WHAT THE EXERCISE ASKS ->
From the entries below, copy every line where the string "leisten" appears.

(Dataset entries)
[Start]

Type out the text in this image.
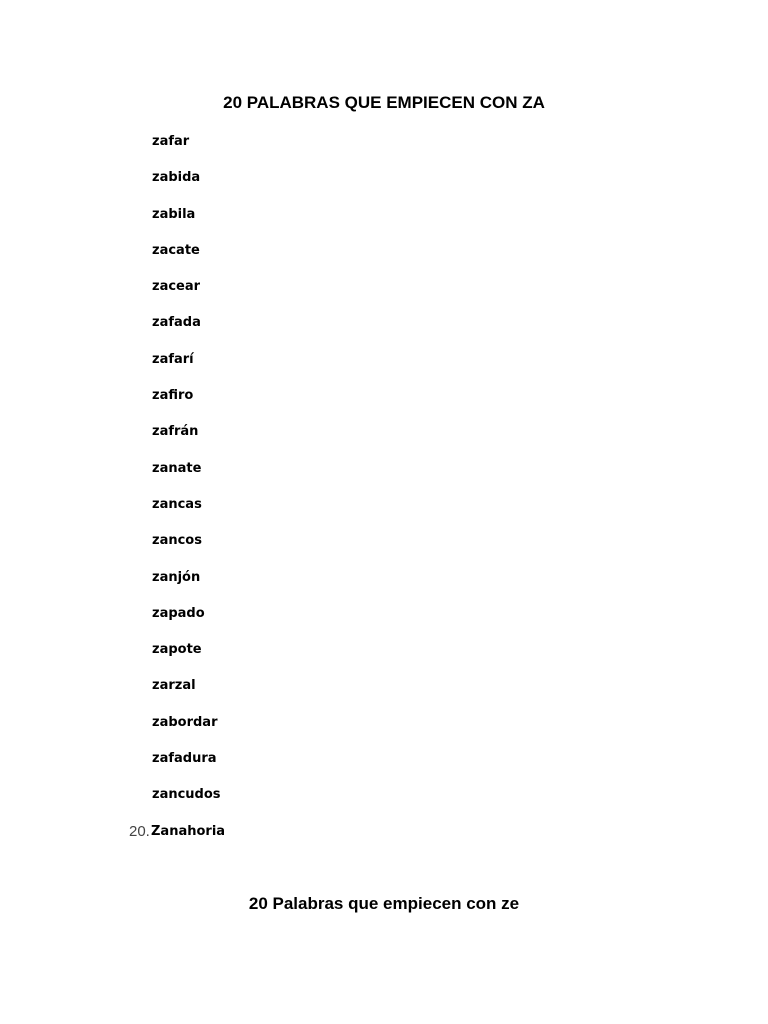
20 PALABRAS QUE EMPIECEN CON ZA
zafar
zabida
zabila
zacate
zacear
zafada
zafarí
zafiro
zafrán
zanate
zancas
zancos
zanjón
zapado
zapote
zarzal
zabordar
zafadura
zancudos
20. Zanahoria
20 Palabras que empiecen con ze
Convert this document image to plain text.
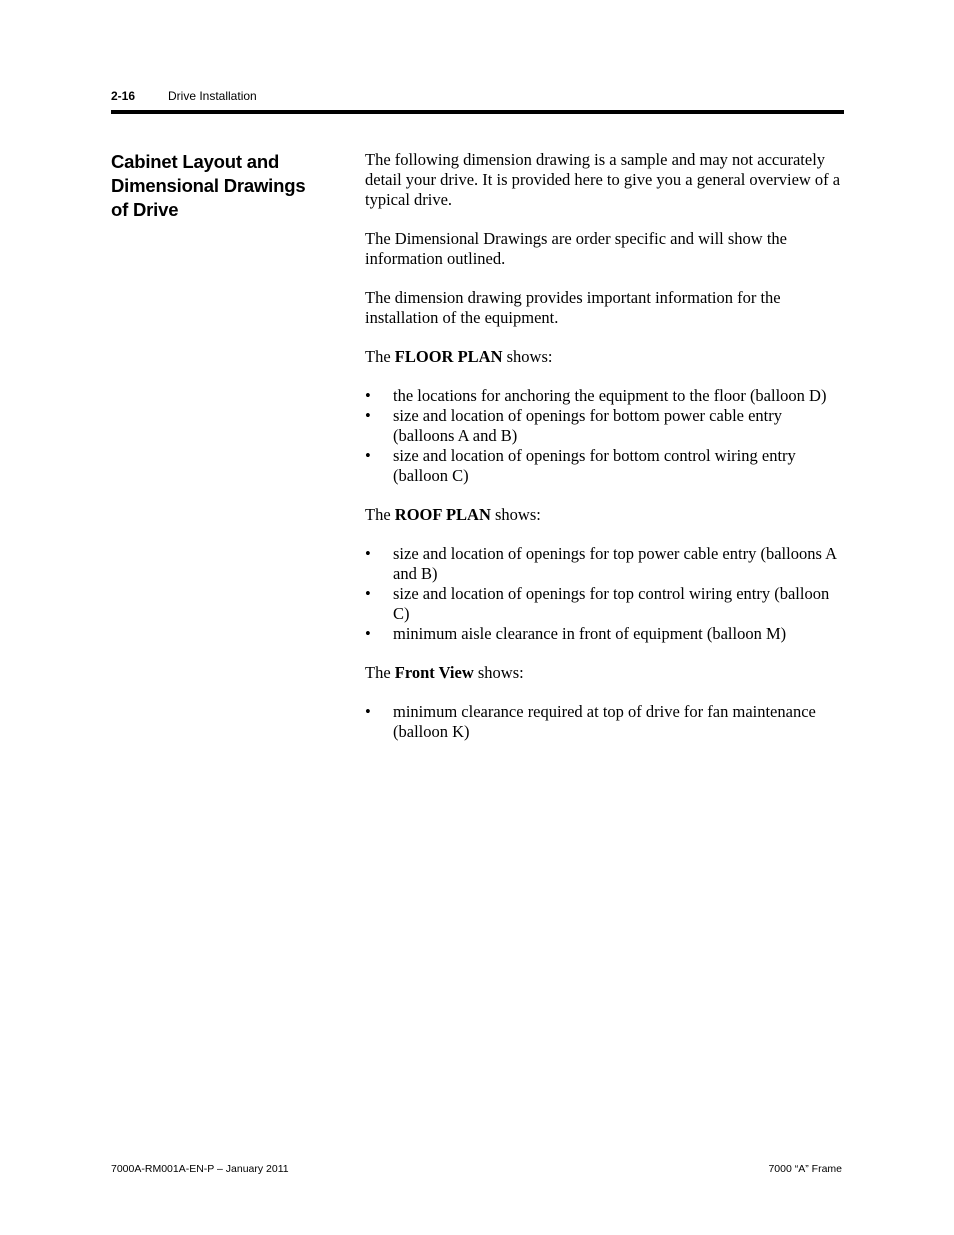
2-16	Drive Installation
Cabinet Layout and
Dimensional Drawings
of Drive

The following dimension drawing is a sample and may not accurately detail your drive. It is provided here to give you a general overview of a typical drive.

The Dimensional Drawings are order specific and will show the information outlined.

The dimension drawing provides important information for the installation of the equipment.

The FLOOR PLAN shows:

• the locations for anchoring the equipment to the floor (balloon D)
• size and location of openings for bottom power cable entry (balloons A and B)
• size and location of openings for bottom control wiring entry (balloon C)

The ROOF PLAN shows:

• size and location of openings for top power cable entry (balloons A and B)
• size and location of openings for top control wiring entry (balloon C)
• minimum aisle clearance in front of equipment (balloon M)

The Front View shows:

• minimum clearance required at top of drive for fan maintenance (balloon K)
7000A-RM001A-EN-P – January 2011	7000 “A” Frame
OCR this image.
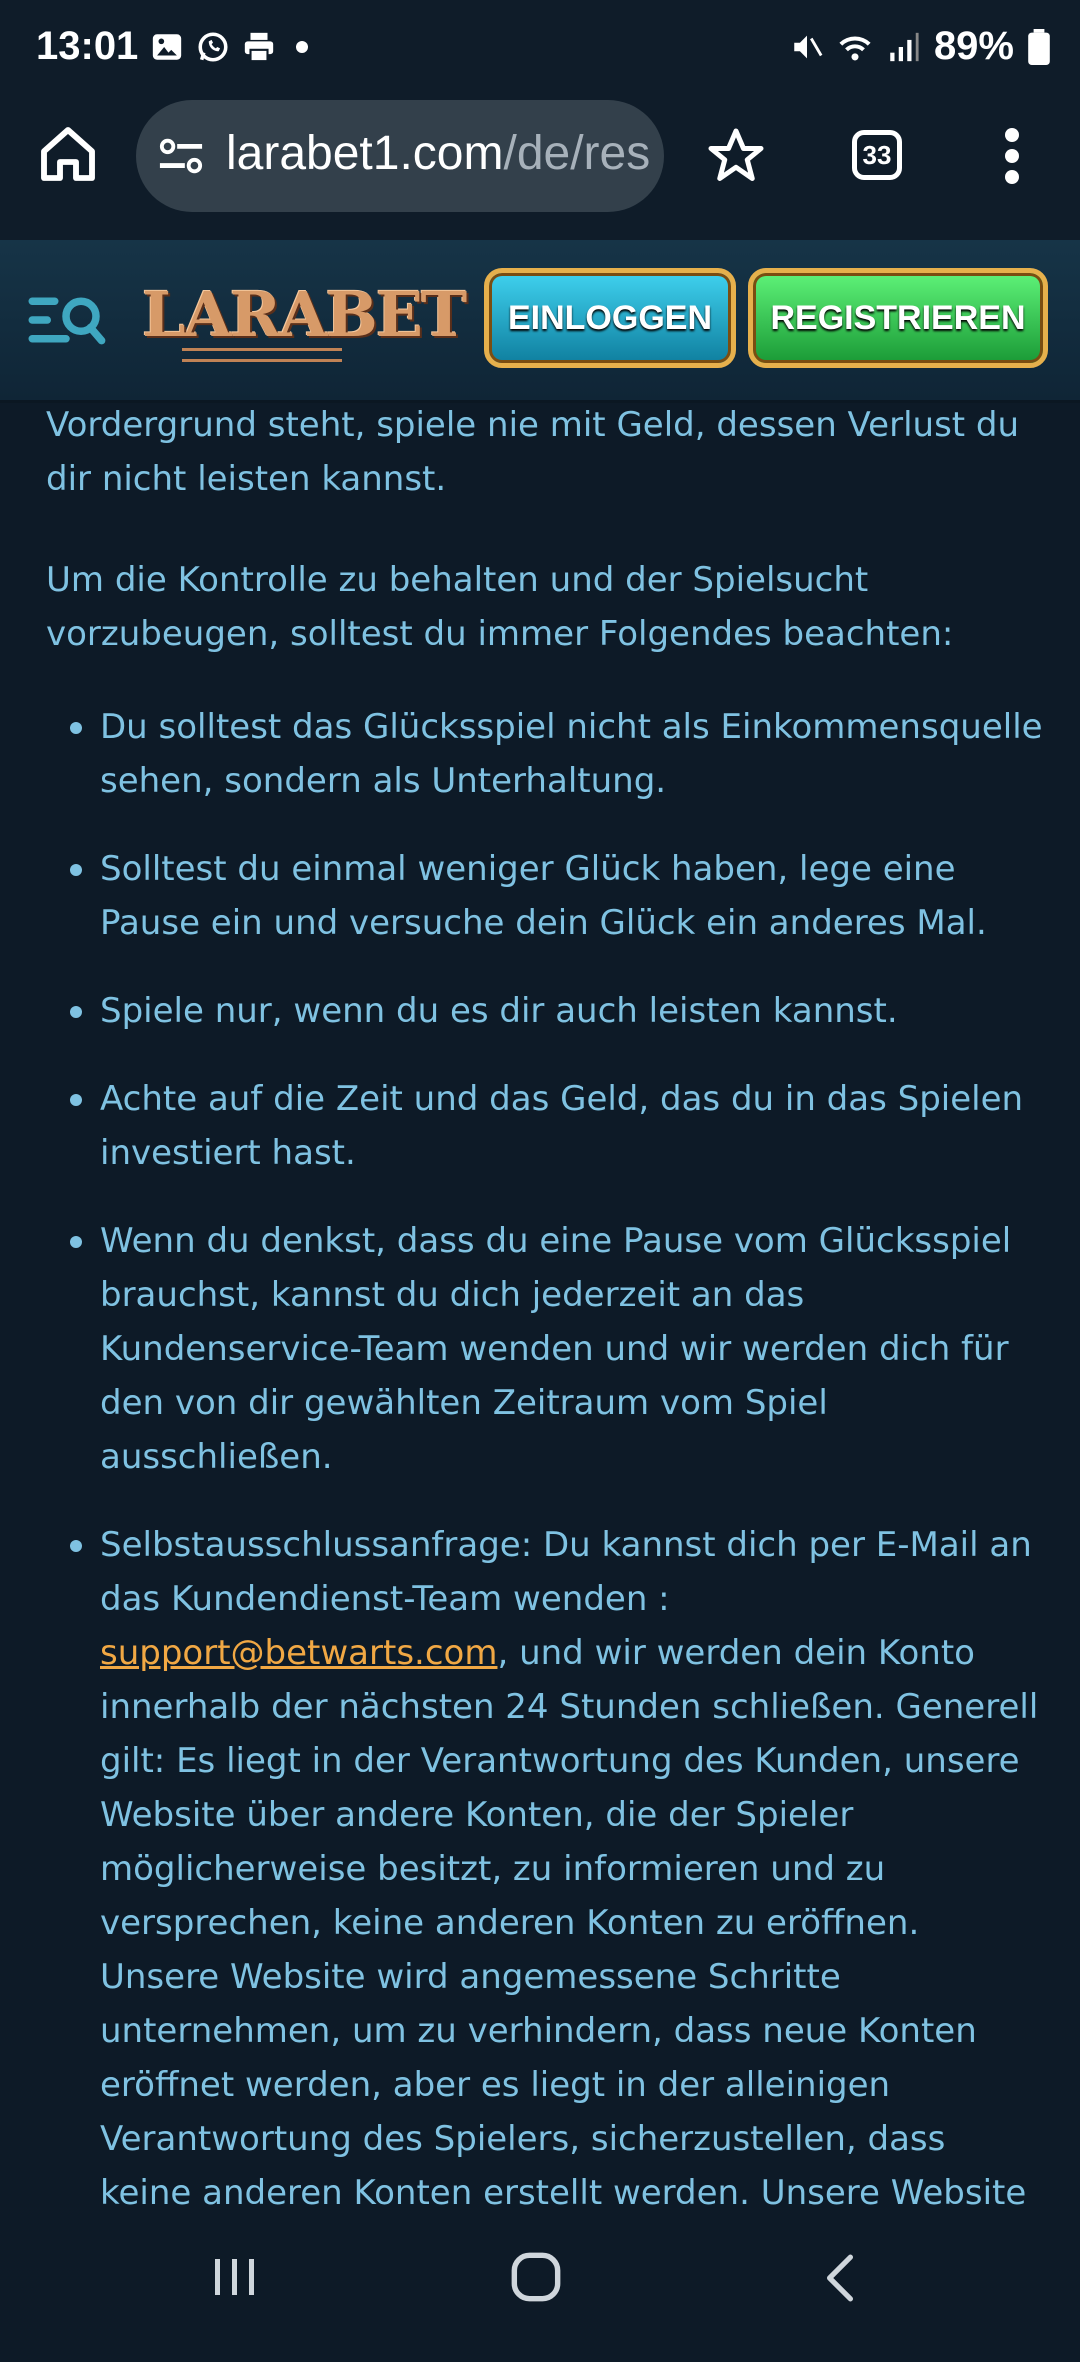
13:01	89%
larabet1.com/de/res	33
LARABET	EINLOGGEN	REGISTRIEREN

Vordergrund steht, spiele nie mit Geld, dessen Verlust du dir nicht leisten kannst.

Um die Kontrolle zu behalten und der Spielsucht vorzubeugen, solltest du immer Folgendes beachten:

Du solltest das Glücksspiel nicht als Einkommensquelle sehen, sondern als Unterhaltung.
Solltest du einmal weniger Glück haben, lege eine Pause ein und versuche dein Glück ein anderes Mal.
Spiele nur, wenn du es dir auch leisten kannst.
Achte auf die Zeit und das Geld, das du in das Spielen investiert hast.
Wenn du denkst, dass du eine Pause vom Glücksspiel brauchst, kannst du dich jederzeit an das Kundenservice-Team wenden und wir werden dich für den von dir gewählten Zeitraum vom Spiel ausschließen.
Selbstausschlussanfrage: Du kannst dich per E-Mail an das Kundendienst-Team wenden : support@betwarts.com, und wir werden dein Konto innerhalb der nächsten 24 Stunden schließen. Generell gilt: Es liegt in der Verantwortung des Kunden, unsere Website über andere Konten, die der Spieler möglicherweise besitzt, zu informieren und zu versprechen, keine anderen Konten zu eröffnen. Unsere Website wird angemessene Schritte unternehmen, um zu verhindern, dass neue Konten eröffnet werden, aber es liegt in der alleinigen Verantwortung des Spielers, sicherzustellen, dass keine anderen Konten erstellt werden. Unsere Website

[End]

COMPLETE ANSWER ->
Vordergrund steht, spiele nie mit Geld, dessen Verlust du dir nicht leisten kannst.
Spiele nur, wenn du es dir auch leisten kannst.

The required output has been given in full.